[Job]: Copy each line in the data that includes the word "percent".

[Dataset entries]:
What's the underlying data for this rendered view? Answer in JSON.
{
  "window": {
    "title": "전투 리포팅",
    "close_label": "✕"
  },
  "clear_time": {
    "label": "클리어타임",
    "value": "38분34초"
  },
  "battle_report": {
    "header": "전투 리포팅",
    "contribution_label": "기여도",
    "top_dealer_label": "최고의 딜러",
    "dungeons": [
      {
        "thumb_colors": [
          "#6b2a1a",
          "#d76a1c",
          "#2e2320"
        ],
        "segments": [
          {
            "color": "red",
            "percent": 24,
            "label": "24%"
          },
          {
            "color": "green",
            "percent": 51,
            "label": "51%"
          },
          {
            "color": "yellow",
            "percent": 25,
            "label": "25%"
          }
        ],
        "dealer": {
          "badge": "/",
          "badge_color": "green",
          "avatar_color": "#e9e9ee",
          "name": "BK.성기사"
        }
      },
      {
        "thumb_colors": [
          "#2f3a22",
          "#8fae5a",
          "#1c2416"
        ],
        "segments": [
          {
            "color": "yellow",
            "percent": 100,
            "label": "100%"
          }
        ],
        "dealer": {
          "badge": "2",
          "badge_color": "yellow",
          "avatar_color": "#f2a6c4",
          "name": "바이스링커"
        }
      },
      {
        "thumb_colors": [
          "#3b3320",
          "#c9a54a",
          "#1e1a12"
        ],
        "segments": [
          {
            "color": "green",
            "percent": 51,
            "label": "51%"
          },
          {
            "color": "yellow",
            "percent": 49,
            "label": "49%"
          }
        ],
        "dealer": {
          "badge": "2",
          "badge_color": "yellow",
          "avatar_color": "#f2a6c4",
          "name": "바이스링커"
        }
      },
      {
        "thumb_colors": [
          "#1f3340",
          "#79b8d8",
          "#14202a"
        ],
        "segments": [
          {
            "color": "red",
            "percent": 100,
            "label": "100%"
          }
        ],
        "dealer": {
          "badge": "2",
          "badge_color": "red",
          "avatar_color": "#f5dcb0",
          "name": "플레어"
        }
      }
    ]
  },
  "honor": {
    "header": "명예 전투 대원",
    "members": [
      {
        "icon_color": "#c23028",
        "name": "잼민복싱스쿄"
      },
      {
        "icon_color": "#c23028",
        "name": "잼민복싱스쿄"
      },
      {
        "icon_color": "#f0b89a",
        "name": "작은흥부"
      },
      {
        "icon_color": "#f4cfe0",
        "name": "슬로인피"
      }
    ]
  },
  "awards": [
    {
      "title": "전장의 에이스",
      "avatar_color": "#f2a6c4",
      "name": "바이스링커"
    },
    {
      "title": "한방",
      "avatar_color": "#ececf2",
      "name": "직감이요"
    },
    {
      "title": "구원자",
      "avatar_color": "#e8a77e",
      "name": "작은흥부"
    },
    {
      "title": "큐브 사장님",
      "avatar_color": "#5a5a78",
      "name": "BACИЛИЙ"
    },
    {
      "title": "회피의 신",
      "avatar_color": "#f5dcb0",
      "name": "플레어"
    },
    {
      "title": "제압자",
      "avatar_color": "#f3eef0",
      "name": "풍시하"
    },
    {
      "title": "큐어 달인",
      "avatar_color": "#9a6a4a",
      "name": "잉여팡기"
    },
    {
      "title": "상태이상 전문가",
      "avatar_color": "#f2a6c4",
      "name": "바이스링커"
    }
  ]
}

[Task answer]:
            "percent": 24,
            "percent": 51,
            "percent": 25,
            "percent": 100,
            "percent": 51,
            "percent": 49,
            "percent": 100,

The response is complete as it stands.